GIVEN TASK: Go over the entries below line by line, copying each one that contains the word "parking".
· · ·
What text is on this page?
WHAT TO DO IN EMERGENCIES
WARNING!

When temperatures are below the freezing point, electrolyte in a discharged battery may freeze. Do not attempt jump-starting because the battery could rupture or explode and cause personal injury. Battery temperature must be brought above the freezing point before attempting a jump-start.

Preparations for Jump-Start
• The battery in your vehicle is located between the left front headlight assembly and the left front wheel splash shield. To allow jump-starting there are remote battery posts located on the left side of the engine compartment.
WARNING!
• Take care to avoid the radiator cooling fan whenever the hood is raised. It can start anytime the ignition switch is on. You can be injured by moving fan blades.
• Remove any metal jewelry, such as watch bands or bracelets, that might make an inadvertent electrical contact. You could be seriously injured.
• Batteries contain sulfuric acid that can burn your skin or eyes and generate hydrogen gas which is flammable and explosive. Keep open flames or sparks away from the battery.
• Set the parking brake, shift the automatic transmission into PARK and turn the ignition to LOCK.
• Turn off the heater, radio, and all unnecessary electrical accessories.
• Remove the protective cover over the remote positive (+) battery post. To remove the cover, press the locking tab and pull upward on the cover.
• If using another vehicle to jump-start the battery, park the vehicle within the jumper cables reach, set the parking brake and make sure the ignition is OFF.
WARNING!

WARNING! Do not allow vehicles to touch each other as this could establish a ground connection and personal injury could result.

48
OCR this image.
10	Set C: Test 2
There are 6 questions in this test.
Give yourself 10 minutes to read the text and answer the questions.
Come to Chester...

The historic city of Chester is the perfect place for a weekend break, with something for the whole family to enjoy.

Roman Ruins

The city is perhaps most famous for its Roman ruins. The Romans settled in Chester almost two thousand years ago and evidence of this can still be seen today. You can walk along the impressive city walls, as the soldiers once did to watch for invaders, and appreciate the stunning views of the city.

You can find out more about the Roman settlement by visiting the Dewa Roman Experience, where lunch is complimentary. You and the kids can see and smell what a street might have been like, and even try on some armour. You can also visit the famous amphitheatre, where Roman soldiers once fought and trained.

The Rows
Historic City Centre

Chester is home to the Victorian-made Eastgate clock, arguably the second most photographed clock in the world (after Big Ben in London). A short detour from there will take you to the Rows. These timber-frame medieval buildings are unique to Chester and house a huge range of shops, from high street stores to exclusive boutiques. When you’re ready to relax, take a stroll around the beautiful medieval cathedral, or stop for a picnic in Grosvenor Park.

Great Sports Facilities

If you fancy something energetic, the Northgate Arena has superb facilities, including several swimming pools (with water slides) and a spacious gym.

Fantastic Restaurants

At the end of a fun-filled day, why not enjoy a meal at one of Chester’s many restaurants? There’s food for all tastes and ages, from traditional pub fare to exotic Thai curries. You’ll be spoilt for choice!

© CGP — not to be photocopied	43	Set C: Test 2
· · ·
FULL RESPONSE:
• Set the parking brake, shift the automatic transmission into PARK and turn the ignition to LOCK.
• If using another vehicle to jump-start the battery, park the vehicle within the jumper cables reach, set the parking brake and make sure the ignition is OFF.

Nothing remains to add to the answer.